» **WORK INSTRUCTIONS**
Within the listing below, locate all lines containing the word "historia". Copy each one.

» **DATASET EXTRACT**
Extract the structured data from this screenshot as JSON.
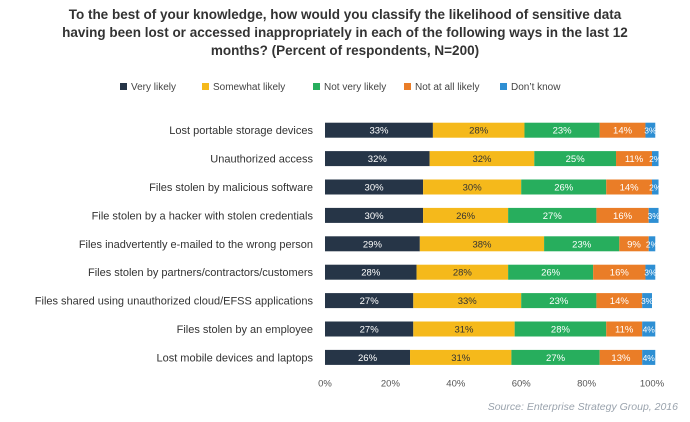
{
  "chart_data": {
    "type": "bar",
    "orientation": "horizontal",
    "stacked": true,
    "title": "To the best of your knowledge, how would you classify the likelihood of sensitive data having been lost or accessed inappropriately in each of the following ways in the last 12 months? (Percent of respondents, N=200)",
    "title_lines": [
      "To the best of your knowledge, how would you classify the likelihood of sensitive data",
      "having been lost or accessed inappropriately in each of the following ways in the last 12",
      "months? (Percent of respondents, N=200)"
    ],
    "categories": [
      "Lost portable storage devices",
      "Unauthorized access",
      "Files stolen by malicious software",
      "File stolen by a hacker with stolen credentials",
      "Files inadvertently e-mailed to the wrong person",
      "Files stolen by partners/contractors/customers",
      "Files shared using unauthorized cloud/EFSS applications",
      "Files stolen by an employee",
      "Lost mobile devices and laptops"
    ],
    "series": [
      {
        "name": "Very likely",
        "color": "#263547",
        "values": [
          33,
          32,
          30,
          30,
          29,
          28,
          27,
          27,
          26
        ]
      },
      {
        "name": "Somewhat likely",
        "color": "#f5b91b",
        "values": [
          28,
          32,
          30,
          26,
          38,
          28,
          33,
          31,
          31
        ]
      },
      {
        "name": "Not very likely",
        "color": "#27ae5d",
        "values": [
          23,
          25,
          26,
          27,
          23,
          26,
          23,
          28,
          27
        ]
      },
      {
        "name": "Not at all likely",
        "color": "#ea7d27",
        "values": [
          14,
          11,
          14,
          16,
          9,
          16,
          14,
          11,
          13
        ]
      },
      {
        "name": "Don’t know",
        "color": "#2e8fd3",
        "values": [
          3,
          2,
          2,
          3,
          2,
          3,
          3,
          4,
          4
        ]
      }
    ],
    "label_suffix": "%",
    "xlim": [
      0,
      100
    ],
    "xticks": [
      "0%",
      "20%",
      "40%",
      "60%",
      "80%",
      "100%"
    ],
    "legend_position": "top",
    "grid": false
  },
  "source": "Source: Enterprise Strategy Group, 2016"
}
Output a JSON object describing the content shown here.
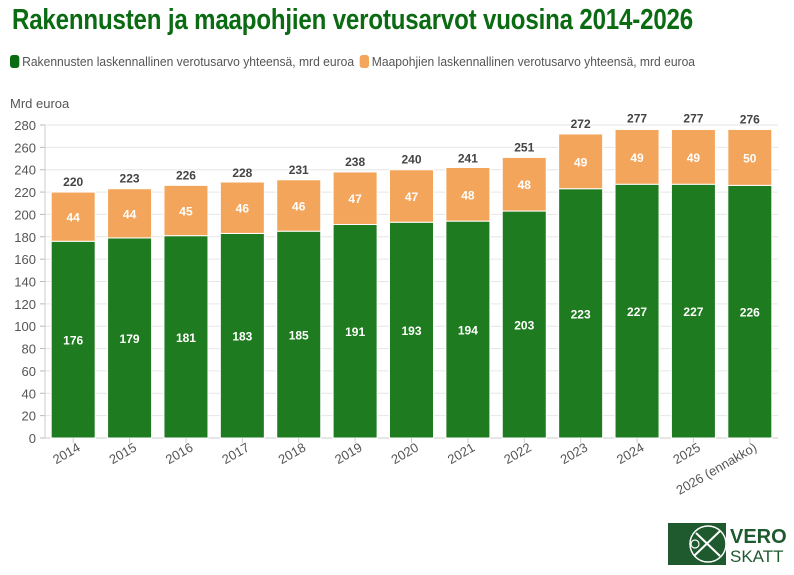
{
  "chart_data": {
    "type": "bar",
    "stacked": true,
    "title": "Rakennusten ja maapohjien verotusarvot vuosina 2014-2026",
    "ylabel": "Mrd euroa",
    "xlabel": "",
    "ylim": [
      0,
      280
    ],
    "yticks": [
      0,
      20,
      40,
      60,
      80,
      100,
      120,
      140,
      160,
      180,
      200,
      220,
      240,
      260,
      280
    ],
    "grid": true,
    "legend": "top",
    "categories": [
      "2014",
      "2015",
      "2016",
      "2017",
      "2018",
      "2019",
      "2020",
      "2021",
      "2022",
      "2023",
      "2024",
      "2025",
      "2026 (ennakko)"
    ],
    "series": [
      {
        "name": "Rakennusten laskennallinen verotusarvo yhteensä, mrd euroa",
        "color": "#1e7b1f",
        "values": [
          176,
          179,
          181,
          183,
          185,
          191,
          193,
          194,
          203,
          223,
          227,
          227,
          226
        ]
      },
      {
        "name": "Maapohjien laskennallinen verotusarvo yhteensä, mrd euroa",
        "color": "#f3a65b",
        "values": [
          44,
          44,
          45,
          46,
          46,
          47,
          47,
          48,
          48,
          49,
          49,
          49,
          50
        ]
      }
    ],
    "totals": [
      220,
      223,
      226,
      228,
      231,
      238,
      240,
      241,
      251,
      272,
      277,
      277,
      276
    ]
  },
  "logo": {
    "text_top": "VERO",
    "text_bottom": "SKATT",
    "color": "#1f5a2e"
  }
}
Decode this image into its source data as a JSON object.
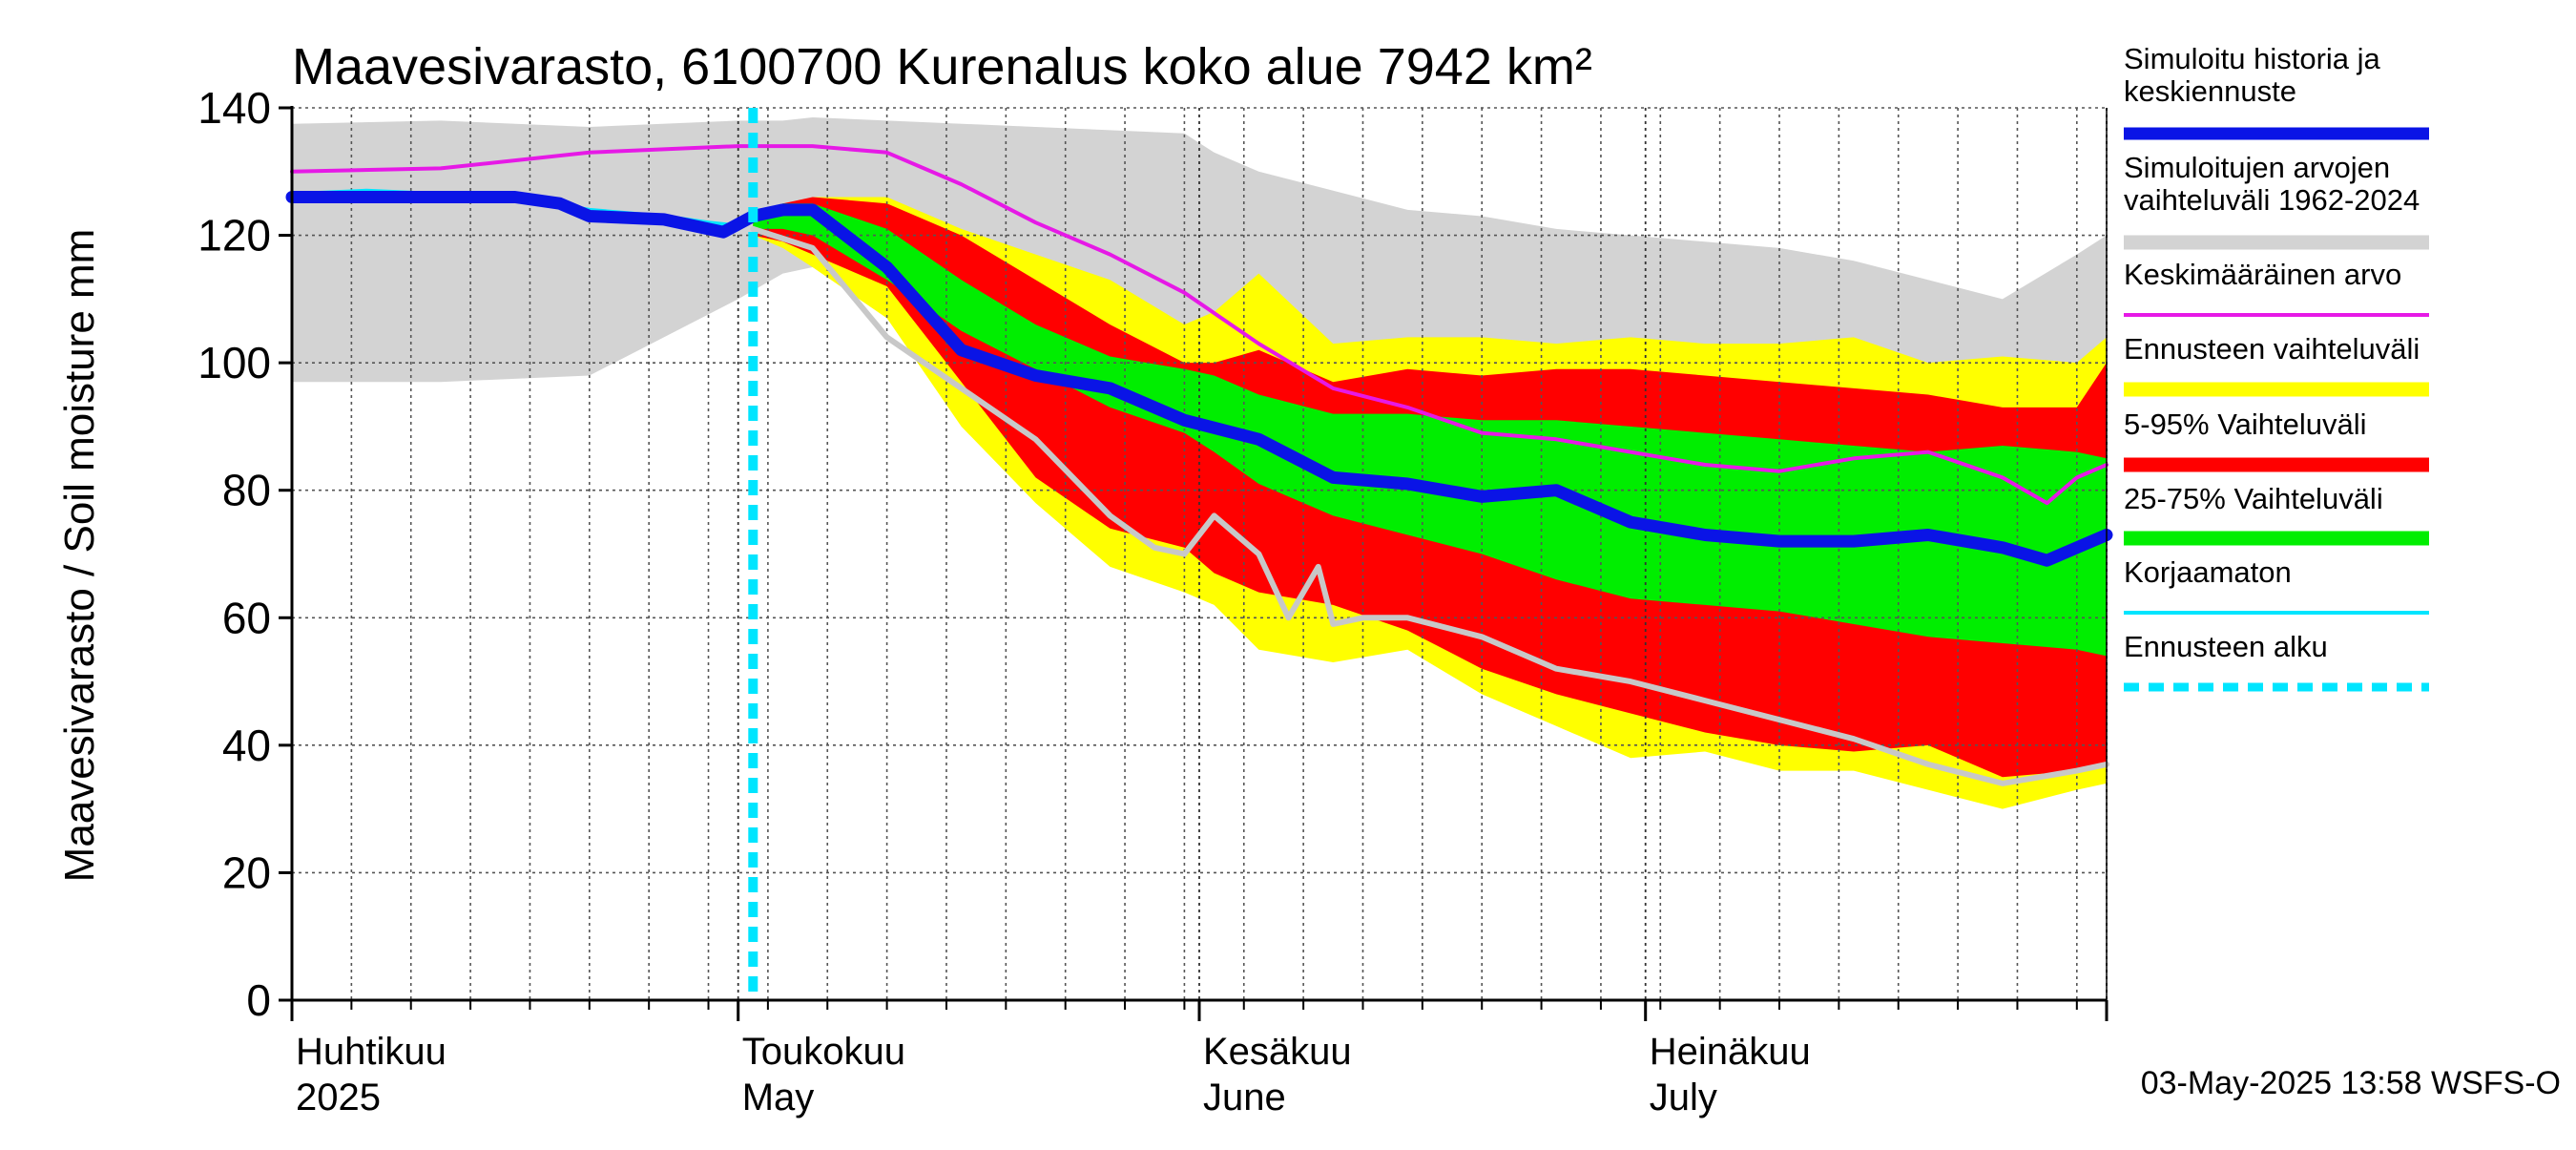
{
  "chart_data": {
    "type": "area",
    "title": "Maavesivarasto, 6100700 Kurenalus koko alue 7942 km²",
    "ylabel": "Maavesivarasto / Soil moisture   mm",
    "xlabel": "",
    "ylim": [
      0,
      140
    ],
    "yticks": [
      0,
      20,
      40,
      60,
      80,
      100,
      120,
      140
    ],
    "grid": true,
    "x_unit": "day index from 1 April 2025",
    "xlim": [
      0,
      122
    ],
    "forecast_start_day": 31,
    "month_labels": [
      {
        "day": 0,
        "fi": "Huhtikuu",
        "en": "2025"
      },
      {
        "day": 30,
        "fi": "Toukokuu",
        "en": "May"
      },
      {
        "day": 61,
        "fi": "Kesäkuu",
        "en": "June"
      },
      {
        "day": 91,
        "fi": "Heinäkuu",
        "en": "July"
      }
    ],
    "month_boundaries": [
      0,
      30,
      61,
      91,
      122
    ],
    "legend_position": "right",
    "legend": [
      {
        "label": "Simuloitu historia ja keskiennuste",
        "color": "#0a14e6",
        "style": "thick"
      },
      {
        "label": "Simuloitujen arvojen vaihteluväli 1962-2024",
        "color": "#d3d3d3",
        "style": "band"
      },
      {
        "label": "Keskimääräinen arvo",
        "color": "#e619e6",
        "style": "line"
      },
      {
        "label": "Ennusteen vaihteluväli",
        "color": "#ffff00",
        "style": "band"
      },
      {
        "label": "5-95% Vaihteluväli",
        "color": "#ff0000",
        "style": "band"
      },
      {
        "label": "25-75% Vaihteluväli",
        "color": "#00ee00",
        "style": "band"
      },
      {
        "label": "Korjaamaton",
        "color": "#00e5ff",
        "style": "line"
      },
      {
        "label": "Ennusteen alku",
        "color": "#00e5ff",
        "style": "dashed"
      }
    ],
    "series": [
      {
        "name": "Simuloitujen arvojen vaihteluväli 1962-2024",
        "kind": "band",
        "color": "#d3d3d3",
        "x": [
          0,
          10,
          20,
          30,
          33,
          35,
          40,
          50,
          60,
          62,
          65,
          70,
          75,
          80,
          85,
          90,
          95,
          100,
          105,
          110,
          115,
          120,
          122
        ],
        "upper": [
          137.5,
          138,
          137,
          138,
          138,
          138.5,
          138,
          137,
          136,
          133,
          130,
          127,
          124,
          123,
          121,
          120,
          119,
          118,
          116,
          113,
          110,
          117,
          120
        ],
        "lower": [
          97,
          97,
          98,
          110,
          114,
          115,
          112,
          100,
          90,
          85,
          80,
          75,
          72,
          72,
          70,
          68,
          66,
          63,
          60,
          57,
          54,
          55,
          58
        ]
      },
      {
        "name": "Ennusteen vaihteluväli",
        "kind": "band",
        "color": "#ffff00",
        "x": [
          31,
          33,
          35,
          40,
          45,
          50,
          55,
          60,
          62,
          65,
          70,
          75,
          80,
          85,
          90,
          95,
          100,
          105,
          110,
          115,
          120,
          122
        ],
        "upper": [
          122,
          124,
          126,
          126,
          121,
          117,
          113,
          106,
          108,
          114,
          103,
          104,
          104,
          103,
          104,
          103,
          103,
          104,
          100,
          101,
          100,
          104
        ],
        "lower": [
          120,
          118,
          115,
          107,
          90,
          78,
          68,
          64,
          62,
          55,
          53,
          55,
          48,
          43,
          38,
          39,
          36,
          36,
          33,
          30,
          33,
          34
        ]
      },
      {
        "name": "5-95% Vaihteluväli",
        "kind": "band",
        "color": "#ff0000",
        "x": [
          31,
          33,
          35,
          40,
          45,
          50,
          55,
          60,
          62,
          65,
          70,
          75,
          80,
          85,
          90,
          95,
          100,
          105,
          110,
          115,
          120,
          122
        ],
        "upper": [
          122,
          125,
          126,
          125,
          120,
          113,
          106,
          100,
          100,
          102,
          97,
          99,
          98,
          99,
          99,
          98,
          97,
          96,
          95,
          93,
          93,
          100
        ],
        "lower": [
          120,
          119,
          117,
          112,
          97,
          82,
          74,
          71,
          67,
          64,
          62,
          58,
          52,
          48,
          45,
          42,
          40,
          39,
          40,
          35,
          36,
          37
        ]
      },
      {
        "name": "25-75% Vaihteluväli",
        "kind": "band",
        "color": "#00ee00",
        "x": [
          31,
          33,
          35,
          40,
          45,
          50,
          55,
          60,
          62,
          65,
          70,
          75,
          80,
          85,
          90,
          95,
          100,
          105,
          110,
          115,
          120,
          122
        ],
        "upper": [
          123,
          125,
          125,
          121,
          113,
          106,
          101,
          99,
          98,
          95,
          92,
          92,
          91,
          91,
          90,
          89,
          88,
          87,
          86,
          87,
          86,
          85
        ],
        "lower": [
          121,
          121,
          120,
          113,
          105,
          99,
          93,
          89,
          86,
          81,
          76,
          73,
          70,
          66,
          63,
          62,
          61,
          59,
          57,
          56,
          55,
          54
        ]
      },
      {
        "name": "Keskimääräinen arvo",
        "kind": "line",
        "color": "#e619e6",
        "x": [
          0,
          10,
          20,
          25,
          30,
          35,
          40,
          45,
          50,
          55,
          60,
          65,
          70,
          75,
          80,
          85,
          90,
          95,
          100,
          105,
          110,
          115,
          118,
          120,
          122
        ],
        "values": [
          130,
          130.5,
          133,
          133.5,
          134,
          134,
          133,
          128,
          122,
          117,
          111,
          103,
          96,
          93,
          89,
          88,
          86,
          84,
          83,
          85,
          86,
          82,
          78,
          82,
          84
        ]
      },
      {
        "name": "Korjaamaton",
        "kind": "line",
        "color": "#00e5ff",
        "x": [
          0,
          5,
          10,
          15,
          20,
          25,
          28,
          30
        ],
        "values": [
          126.5,
          127,
          126.5,
          126,
          124,
          123,
          122,
          121.5
        ]
      },
      {
        "name": "Simuloitu historia ja keskiennuste",
        "kind": "line",
        "color": "#0a14e6",
        "x": [
          0,
          5,
          10,
          15,
          18,
          20,
          25,
          28,
          29,
          31,
          33,
          35,
          40,
          45,
          50,
          55,
          60,
          65,
          70,
          75,
          80,
          85,
          90,
          95,
          100,
          105,
          110,
          115,
          118,
          120,
          122
        ],
        "values": [
          126,
          126,
          126,
          126,
          125,
          123,
          122.5,
          121,
          120.5,
          123,
          124,
          124,
          115,
          102,
          98,
          96,
          91,
          88,
          82,
          81,
          79,
          80,
          75,
          73,
          72,
          72,
          73,
          71,
          69,
          71,
          73
        ]
      },
      {
        "name": "Median-like grey trace",
        "kind": "line",
        "color": "#c8c8c8",
        "x": [
          31,
          35,
          40,
          45,
          50,
          55,
          58,
          60,
          62,
          65,
          67,
          69,
          70,
          72,
          75,
          80,
          85,
          90,
          95,
          100,
          105,
          110,
          115,
          120,
          122
        ],
        "values": [
          121,
          118,
          104,
          96,
          88,
          76,
          71,
          70,
          76,
          70,
          60,
          68,
          59,
          60,
          60,
          57,
          52,
          50,
          47,
          44,
          41,
          37,
          34,
          36,
          37
        ]
      }
    ]
  },
  "footer": {
    "timestamp": "03-May-2025 13:58 WSFS-O"
  }
}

» **EXPECTED ANSWER**
        "label": "Simuloitu historia ja keskiennuste",
        "name": "Simuloitu historia ja keskiennuste",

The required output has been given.